Table 1: DSC results of films without/with propolis.
3.4. Mechanical Properties

Elasticity and mechanical durability are crucial parameters in the evaluation of the relevance of a barrier membrane for GTR applications. The membrane should withstand with the tissue tension to prevent collapse of soft tissue into the wound site in order to maintain the space for regeneration. Besides that, some extrinsic factors such as membrane handling characteristics and ease of placement also indirectly affect the success of the treatment. In the present study, we tried to achieve the desired mechanical properties to take the advantage of mechanical strength of PLA/PCL blend and the waxy nature of propolis. The results obtained from tensile tests are given in Table 2. It was observed that the addition of propolis causes a 3-4-fold decrease in tensile strength, whereas the film elongation values increase significantly in the presence of propolis. This may be due to the propolis interference on polymer chain orientation during the solidification process of blend solution. The similar results have been reported for polyurethane membranes by Kim et al. and gelatin-based films by Bodini et al. [33, 34]. The increase in the elasticity enhances the folding and handling ability of the membranes, which allows the clinicians to work easier in 3D effects.

Table 2: Mechanical properties of films without/with propolis.
3.5. In Vitro Degradation Studies

Figure 3 shows the degradation behavior of prepared films at pH 7.4 in the presence of α-amylase in terms of weight loss. All samples exhibit a rapid weight loss during the first week, and then the sample mass tends to decrease slowly in the following weeks. Comparing the degradation profile of the propolis containing films, the lost weight was found to be between 20 and 25 wt.% at the end of the test, whereas it was around 8 wt.% for the films without propolis, except neat PCL. These results confirmed one more time the disruption in the crystalline structure of the polymers caused by propolis.

Figure 3: Weight loss of the produced film after incubation in degradation solutions containing α-amylase at 37°C ().

## EXERCISE TASKS
1) In the text on the propolis films, how does adding propolis affect tensile strength?
2) Rewrite the passage of the text on the propolis films, beginning at the words "Figure 3 shows" and stopping after "caused by propolis.", and substitute "mass loss" for "weight loss".

## EXERCISE DATA
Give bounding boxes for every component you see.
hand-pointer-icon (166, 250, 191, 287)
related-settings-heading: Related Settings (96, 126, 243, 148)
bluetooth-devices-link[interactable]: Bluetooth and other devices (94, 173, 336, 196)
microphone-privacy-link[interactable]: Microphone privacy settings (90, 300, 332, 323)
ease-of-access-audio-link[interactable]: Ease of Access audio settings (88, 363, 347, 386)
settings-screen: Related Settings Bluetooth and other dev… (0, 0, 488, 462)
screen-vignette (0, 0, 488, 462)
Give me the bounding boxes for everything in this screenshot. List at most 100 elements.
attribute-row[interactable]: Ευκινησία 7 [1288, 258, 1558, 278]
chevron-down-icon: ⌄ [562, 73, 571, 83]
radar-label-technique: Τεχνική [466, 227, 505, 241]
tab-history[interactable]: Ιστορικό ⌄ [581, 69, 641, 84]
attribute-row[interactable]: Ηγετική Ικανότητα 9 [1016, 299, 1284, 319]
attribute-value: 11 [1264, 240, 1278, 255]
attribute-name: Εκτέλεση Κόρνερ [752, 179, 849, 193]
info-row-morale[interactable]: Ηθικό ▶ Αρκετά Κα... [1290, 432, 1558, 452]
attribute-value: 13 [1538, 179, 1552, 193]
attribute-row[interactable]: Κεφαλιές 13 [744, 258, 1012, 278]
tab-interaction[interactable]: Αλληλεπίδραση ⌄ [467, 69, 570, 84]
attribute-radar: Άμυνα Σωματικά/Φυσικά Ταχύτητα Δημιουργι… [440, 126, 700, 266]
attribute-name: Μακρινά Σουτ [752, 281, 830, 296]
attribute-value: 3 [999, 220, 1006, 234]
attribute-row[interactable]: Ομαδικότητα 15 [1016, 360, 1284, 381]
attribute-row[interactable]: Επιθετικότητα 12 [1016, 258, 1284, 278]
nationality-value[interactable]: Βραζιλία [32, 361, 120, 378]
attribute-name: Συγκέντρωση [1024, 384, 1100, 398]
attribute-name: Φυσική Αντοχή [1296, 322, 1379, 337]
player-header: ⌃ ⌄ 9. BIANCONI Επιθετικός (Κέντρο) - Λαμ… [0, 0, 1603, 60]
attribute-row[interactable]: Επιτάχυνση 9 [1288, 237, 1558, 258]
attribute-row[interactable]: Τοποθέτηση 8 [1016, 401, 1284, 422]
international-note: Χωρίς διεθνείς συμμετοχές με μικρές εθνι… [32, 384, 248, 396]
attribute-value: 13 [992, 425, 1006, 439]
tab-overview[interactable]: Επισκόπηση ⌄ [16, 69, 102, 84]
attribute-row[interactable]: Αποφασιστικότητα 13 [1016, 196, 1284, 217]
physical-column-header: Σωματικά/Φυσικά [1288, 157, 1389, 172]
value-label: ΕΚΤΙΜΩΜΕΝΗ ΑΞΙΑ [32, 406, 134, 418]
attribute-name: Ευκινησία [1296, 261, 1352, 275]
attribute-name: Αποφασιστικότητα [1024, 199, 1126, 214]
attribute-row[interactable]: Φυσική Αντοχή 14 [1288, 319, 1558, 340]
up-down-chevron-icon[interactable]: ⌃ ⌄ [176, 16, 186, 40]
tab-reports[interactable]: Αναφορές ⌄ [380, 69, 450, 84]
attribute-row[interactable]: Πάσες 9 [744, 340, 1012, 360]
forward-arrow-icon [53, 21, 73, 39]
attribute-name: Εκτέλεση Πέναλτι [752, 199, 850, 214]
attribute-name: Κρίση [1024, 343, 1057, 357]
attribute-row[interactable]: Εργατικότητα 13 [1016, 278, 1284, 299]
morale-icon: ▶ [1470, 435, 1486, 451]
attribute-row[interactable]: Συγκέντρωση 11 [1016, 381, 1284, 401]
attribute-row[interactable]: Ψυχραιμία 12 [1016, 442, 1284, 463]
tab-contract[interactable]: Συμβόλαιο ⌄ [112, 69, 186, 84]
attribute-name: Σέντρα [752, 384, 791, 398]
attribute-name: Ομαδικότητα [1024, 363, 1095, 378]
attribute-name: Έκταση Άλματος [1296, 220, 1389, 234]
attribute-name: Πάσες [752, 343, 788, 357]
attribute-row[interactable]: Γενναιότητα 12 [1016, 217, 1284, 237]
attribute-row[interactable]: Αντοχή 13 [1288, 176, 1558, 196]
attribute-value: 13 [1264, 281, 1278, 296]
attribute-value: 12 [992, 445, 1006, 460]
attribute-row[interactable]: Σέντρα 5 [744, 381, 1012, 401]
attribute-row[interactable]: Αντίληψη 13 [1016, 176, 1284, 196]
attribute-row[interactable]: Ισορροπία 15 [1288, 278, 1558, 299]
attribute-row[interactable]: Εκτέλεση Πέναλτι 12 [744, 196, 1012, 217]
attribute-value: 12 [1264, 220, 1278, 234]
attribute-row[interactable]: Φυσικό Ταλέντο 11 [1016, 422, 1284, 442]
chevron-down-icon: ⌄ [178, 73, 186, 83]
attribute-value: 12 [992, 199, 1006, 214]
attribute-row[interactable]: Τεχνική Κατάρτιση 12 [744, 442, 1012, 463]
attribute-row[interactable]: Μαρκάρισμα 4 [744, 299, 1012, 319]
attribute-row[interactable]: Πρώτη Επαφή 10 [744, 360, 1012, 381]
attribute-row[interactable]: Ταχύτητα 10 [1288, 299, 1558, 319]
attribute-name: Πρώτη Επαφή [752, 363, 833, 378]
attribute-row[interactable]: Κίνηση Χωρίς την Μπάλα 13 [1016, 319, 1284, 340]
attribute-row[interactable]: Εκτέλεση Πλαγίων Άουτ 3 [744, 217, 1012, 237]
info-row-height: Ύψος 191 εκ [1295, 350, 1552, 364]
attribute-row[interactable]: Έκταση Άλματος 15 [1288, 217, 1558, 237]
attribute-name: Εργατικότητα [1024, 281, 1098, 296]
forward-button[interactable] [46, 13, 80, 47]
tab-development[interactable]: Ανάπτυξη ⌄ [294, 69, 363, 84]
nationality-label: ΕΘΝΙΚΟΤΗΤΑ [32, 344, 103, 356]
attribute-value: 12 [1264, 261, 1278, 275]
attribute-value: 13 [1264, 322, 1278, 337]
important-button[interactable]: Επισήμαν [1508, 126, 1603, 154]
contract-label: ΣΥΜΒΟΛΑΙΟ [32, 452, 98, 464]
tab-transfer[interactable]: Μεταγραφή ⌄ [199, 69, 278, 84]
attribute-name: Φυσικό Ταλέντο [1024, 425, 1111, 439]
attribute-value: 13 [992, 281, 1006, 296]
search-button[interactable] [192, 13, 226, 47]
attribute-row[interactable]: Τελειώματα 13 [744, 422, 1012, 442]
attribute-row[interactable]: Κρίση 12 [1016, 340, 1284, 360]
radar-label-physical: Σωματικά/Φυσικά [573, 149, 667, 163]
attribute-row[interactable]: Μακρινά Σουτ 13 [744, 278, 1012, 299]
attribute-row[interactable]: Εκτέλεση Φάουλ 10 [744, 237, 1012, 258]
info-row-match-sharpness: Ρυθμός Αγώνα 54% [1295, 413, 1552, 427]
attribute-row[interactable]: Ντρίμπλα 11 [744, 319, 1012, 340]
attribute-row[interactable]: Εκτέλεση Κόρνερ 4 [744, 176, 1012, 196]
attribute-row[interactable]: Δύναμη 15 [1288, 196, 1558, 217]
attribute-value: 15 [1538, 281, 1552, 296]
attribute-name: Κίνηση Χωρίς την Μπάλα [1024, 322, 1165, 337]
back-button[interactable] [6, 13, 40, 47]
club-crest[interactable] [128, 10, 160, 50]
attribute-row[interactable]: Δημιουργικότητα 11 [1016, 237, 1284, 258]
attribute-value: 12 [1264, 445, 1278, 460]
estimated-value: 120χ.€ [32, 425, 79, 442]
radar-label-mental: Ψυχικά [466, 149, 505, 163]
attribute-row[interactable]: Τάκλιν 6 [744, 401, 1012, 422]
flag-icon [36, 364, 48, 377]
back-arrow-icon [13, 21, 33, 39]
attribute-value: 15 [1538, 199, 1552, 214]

## RESPONSES PER TASK
1) It causes a 3-4-fold decrease in tensile strength.

2)
Figure 3 shows the degradation behavior of prepared films at pH 7.4 in the presence of α-amylase in terms of mass loss. All samples exhibit a rapid mass loss during the first week, and then the sample mass tends to decrease slowly in the following weeks. Comparing the degradation profile of the propolis containing films, the lost weight was found to be between 20 and 25 wt.% at the end of the test, whereas it was around 8 wt.% for the films without propolis, except neat PCL. These results confirmed one more time the disruption in the crystalline structure of the polymers caused by propolis.